§ **Task instructions**
Extract every line below, verbatim.
Start of Material for this task
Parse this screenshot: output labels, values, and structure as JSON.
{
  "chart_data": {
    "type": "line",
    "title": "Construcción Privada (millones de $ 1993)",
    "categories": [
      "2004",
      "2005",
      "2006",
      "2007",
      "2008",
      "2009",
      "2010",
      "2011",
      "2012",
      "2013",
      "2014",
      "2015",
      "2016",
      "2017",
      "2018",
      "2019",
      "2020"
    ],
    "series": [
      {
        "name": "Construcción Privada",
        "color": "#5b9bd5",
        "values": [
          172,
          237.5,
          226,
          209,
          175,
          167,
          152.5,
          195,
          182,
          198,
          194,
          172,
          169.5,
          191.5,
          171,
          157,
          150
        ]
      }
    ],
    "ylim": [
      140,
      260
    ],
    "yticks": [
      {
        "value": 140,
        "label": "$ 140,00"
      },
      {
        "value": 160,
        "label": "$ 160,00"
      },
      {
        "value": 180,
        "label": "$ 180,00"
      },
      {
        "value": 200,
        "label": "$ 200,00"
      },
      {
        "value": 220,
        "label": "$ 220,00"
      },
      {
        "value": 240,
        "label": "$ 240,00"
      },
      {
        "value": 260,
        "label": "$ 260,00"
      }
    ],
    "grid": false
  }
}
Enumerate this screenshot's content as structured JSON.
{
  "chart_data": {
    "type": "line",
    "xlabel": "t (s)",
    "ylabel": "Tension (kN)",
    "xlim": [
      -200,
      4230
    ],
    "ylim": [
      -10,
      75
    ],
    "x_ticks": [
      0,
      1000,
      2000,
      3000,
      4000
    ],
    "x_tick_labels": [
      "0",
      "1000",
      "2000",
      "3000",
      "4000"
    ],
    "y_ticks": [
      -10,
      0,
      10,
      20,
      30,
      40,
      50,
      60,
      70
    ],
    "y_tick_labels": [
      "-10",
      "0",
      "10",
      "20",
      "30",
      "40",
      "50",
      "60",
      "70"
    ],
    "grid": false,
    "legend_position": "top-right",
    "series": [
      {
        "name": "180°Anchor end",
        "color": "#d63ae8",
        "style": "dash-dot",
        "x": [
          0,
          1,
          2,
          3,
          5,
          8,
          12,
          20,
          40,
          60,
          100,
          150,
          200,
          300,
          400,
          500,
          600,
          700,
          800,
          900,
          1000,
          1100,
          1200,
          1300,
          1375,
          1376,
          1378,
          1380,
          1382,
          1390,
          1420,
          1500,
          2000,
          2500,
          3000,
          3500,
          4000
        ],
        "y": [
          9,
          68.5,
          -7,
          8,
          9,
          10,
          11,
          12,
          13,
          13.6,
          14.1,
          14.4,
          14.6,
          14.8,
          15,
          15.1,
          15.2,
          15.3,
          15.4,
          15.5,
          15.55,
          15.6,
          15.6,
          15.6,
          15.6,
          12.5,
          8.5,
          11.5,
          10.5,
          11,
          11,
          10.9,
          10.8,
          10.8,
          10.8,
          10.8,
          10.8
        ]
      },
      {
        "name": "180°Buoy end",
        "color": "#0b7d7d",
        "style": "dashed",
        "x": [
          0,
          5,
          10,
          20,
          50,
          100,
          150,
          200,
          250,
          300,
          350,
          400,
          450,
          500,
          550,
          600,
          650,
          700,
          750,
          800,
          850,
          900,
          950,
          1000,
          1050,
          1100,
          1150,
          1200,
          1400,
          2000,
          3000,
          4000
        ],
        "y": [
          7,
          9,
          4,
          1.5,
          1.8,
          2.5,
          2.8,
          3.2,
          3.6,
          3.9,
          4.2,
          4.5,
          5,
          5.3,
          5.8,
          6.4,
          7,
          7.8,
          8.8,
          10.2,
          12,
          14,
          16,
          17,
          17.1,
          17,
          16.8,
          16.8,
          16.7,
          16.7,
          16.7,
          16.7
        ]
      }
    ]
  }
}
End of Material for this task
§ **The output**
Parse this screenshot: output labels, values, and structure as JSON.
{
  "chart_data": {
    "type": "line",
    "title": "Construcción Privada (millones de $ 1993)",
    "categories": [
      "2004",
      "2005",
      "2006",
      "2007",
      "2008",
      "2009",
      "2010",
      "2011",
      "2012",
      "2013",
      "2014",
      "2015",
      "2016",
      "2017",
      "2018",
      "2019",
      "2020"
    ],
    "series": [
      {
        "name": "Construcción Privada",
        "color": "#5b9bd5",
        "values": [
          172,
          237.5,
          226,
          209,
          175,
          167,
          152.5,
          195,
          182,
          198,
          194,
          172,
          169.5,
          191.5,
          171,
          157,
          150
        ]
      }
    ],
    "ylim": [
      140,
      260
    ],
    "yticks": [
      {
        "value": 140,
        "label": "$ 140,00"
      },
      {
        "value": 160,
        "label": "$ 160,00"
      },
      {
        "value": 180,
        "label": "$ 180,00"
      },
      {
        "value": 200,
        "label": "$ 200,00"
      },
      {
        "value": 220,
        "label": "$ 220,00"
      },
      {
        "value": 240,
        "label": "$ 240,00"
      },
      {
        "value": 260,
        "label": "$ 260,00"
      }
    ],
    "grid": false
  }
}
Enumerate this screenshot's content as structured JSON.
{
  "chart_data": {
    "type": "line",
    "xlabel": "t (s)",
    "ylabel": "Tension (kN)",
    "xlim": [
      -200,
      4230
    ],
    "ylim": [
      -10,
      75
    ],
    "x_ticks": [
      0,
      1000,
      2000,
      3000,
      4000
    ],
    "x_tick_labels": [
      "0",
      "1000",
      "2000",
      "3000",
      "4000"
    ],
    "y_ticks": [
      -10,
      0,
      10,
      20,
      30,
      40,
      50,
      60,
      70
    ],
    "y_tick_labels": [
      "-10",
      "0",
      "10",
      "20",
      "30",
      "40",
      "50",
      "60",
      "70"
    ],
    "grid": false,
    "legend_position": "top-right",
    "series": [
      {
        "name": "180°Anchor end",
        "color": "#d63ae8",
        "style": "dash-dot",
        "x": [
          0,
          1,
          2,
          3,
          5,
          8,
          12,
          20,
          40,
          60,
          100,
          150,
          200,
          300,
          400,
          500,
          600,
          700,
          800,
          900,
          1000,
          1100,
          1200,
          1300,
          1375,
          1376,
          1378,
          1380,
          1382,
          1390,
          1420,
          1500,
          2000,
          2500,
          3000,
          3500,
          4000
        ],
        "y": [
          9,
          68.5,
          -7,
          8,
          9,
          10,
          11,
          12,
          13,
          13.6,
          14.1,
          14.4,
          14.6,
          14.8,
          15,
          15.1,
          15.2,
          15.3,
          15.4,
          15.5,
          15.55,
          15.6,
          15.6,
          15.6,
          15.6,
          12.5,
          8.5,
          11.5,
          10.5,
          11,
          11,
          10.9,
          10.8,
          10.8,
          10.8,
          10.8,
          10.8
        ]
      },
      {
        "name": "180°Buoy end",
        "color": "#0b7d7d",
        "style": "dashed",
        "x": [
          0,
          5,
          10,
          20,
          50,
          100,
          150,
          200,
          250,
          300,
          350,
          400,
          450,
          500,
          550,
          600,
          650,
          700,
          750,
          800,
          850,
          900,
          950,
          1000,
          1050,
          1100,
          1150,
          1200,
          1400,
          2000,
          3000,
          4000
        ],
        "y": [
          7,
          9,
          4,
          1.5,
          1.8,
          2.5,
          2.8,
          3.2,
          3.6,
          3.9,
          4.2,
          4.5,
          5,
          5.3,
          5.8,
          6.4,
          7,
          7.8,
          8.8,
          10.2,
          12,
          14,
          16,
          17,
          17.1,
          17,
          16.8,
          16.8,
          16.7,
          16.7,
          16.7,
          16.7
        ]
      }
    ]
  }
}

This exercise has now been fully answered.